OBJECTIVE – Comb the records below for the string "with" and copy each line where it turns up.

::::

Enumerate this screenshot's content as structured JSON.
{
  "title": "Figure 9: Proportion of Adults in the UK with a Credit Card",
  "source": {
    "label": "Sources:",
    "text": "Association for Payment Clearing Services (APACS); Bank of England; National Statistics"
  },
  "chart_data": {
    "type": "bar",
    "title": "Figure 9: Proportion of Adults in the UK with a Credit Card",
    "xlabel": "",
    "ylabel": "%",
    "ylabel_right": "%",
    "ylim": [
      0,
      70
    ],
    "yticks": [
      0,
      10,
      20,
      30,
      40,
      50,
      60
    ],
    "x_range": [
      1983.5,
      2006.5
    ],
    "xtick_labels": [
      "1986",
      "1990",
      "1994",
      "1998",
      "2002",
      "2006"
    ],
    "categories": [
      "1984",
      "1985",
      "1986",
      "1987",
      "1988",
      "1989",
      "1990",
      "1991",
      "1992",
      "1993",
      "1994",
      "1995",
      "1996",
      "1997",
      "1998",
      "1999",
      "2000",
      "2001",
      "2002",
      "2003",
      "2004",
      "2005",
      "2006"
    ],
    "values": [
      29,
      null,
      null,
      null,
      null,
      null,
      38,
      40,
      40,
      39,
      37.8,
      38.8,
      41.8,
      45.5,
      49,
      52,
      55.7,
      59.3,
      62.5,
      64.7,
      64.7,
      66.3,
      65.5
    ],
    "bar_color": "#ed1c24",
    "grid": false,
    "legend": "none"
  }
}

::::

THE ANSWER –
  "title": "Figure 9: Proportion of Adults in the UK with a Credit Card",
    "title": "Figure 9: Proportion of Adults in the UK with a Credit Card",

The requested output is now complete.